TASK STATEMENT
Output exactly, please, the lines of the records below from the one containing "What's the underlying" through the final line.

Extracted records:
++++

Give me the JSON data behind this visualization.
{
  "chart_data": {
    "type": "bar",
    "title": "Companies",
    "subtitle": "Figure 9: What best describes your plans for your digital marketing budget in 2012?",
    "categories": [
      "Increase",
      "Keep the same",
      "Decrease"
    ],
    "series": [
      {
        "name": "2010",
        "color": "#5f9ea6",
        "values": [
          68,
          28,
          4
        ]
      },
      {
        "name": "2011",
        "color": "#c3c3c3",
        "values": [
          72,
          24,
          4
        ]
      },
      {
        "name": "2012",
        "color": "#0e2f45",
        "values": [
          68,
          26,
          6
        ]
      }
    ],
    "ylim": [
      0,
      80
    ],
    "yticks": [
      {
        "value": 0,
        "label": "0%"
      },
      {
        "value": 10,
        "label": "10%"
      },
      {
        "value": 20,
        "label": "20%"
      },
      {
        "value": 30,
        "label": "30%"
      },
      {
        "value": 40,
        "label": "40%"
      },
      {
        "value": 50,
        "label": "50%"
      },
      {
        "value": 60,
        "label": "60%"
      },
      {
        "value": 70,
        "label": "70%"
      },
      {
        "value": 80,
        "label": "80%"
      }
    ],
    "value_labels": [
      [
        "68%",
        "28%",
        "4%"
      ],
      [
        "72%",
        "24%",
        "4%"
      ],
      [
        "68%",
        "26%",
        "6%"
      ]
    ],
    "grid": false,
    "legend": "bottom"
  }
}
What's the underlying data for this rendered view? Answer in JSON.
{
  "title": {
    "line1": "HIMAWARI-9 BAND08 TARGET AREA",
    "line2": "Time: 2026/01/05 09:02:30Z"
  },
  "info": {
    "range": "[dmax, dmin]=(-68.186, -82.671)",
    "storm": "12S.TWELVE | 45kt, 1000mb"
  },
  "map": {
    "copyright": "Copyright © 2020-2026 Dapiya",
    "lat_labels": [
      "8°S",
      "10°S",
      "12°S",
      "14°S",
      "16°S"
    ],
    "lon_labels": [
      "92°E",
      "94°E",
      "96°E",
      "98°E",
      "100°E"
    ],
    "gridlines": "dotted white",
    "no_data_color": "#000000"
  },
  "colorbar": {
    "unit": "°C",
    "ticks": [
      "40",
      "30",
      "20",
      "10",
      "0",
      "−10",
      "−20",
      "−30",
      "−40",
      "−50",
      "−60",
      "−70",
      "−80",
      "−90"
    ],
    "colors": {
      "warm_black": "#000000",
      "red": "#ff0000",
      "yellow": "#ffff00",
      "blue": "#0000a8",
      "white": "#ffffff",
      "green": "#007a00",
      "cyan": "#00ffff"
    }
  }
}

++++

RESPONSE
What's the underlying data for this rendered view? Answer in JSON.
{
  "title": {
    "line1": "HIMAWARI-9 BAND08 TARGET AREA",
    "line2": "Time: 2026/01/05 09:02:30Z"
  },
  "info": {
    "range": "[dmax, dmin]=(-68.186, -82.671)",
    "storm": "12S.TWELVE | 45kt, 1000mb"
  },
  "map": {
    "copyright": "Copyright © 2020-2026 Dapiya",
    "lat_labels": [
      "8°S",
      "10°S",
      "12°S",
      "14°S",
      "16°S"
    ],
    "lon_labels": [
      "92°E",
      "94°E",
      "96°E",
      "98°E",
      "100°E"
    ],
    "gridlines": "dotted white",
    "no_data_color": "#000000"
  },
  "colorbar": {
    "unit": "°C",
    "ticks": [
      "40",
      "30",
      "20",
      "10",
      "0",
      "−10",
      "−20",
      "−30",
      "−40",
      "−50",
      "−60",
      "−70",
      "−80",
      "−90"
    ],
    "colors": {
      "warm_black": "#000000",
      "red": "#ff0000",
      "yellow": "#ffff00",
      "blue": "#0000a8",
      "white": "#ffffff",
      "green": "#007a00",
      "cyan": "#00ffff"
    }
  }
}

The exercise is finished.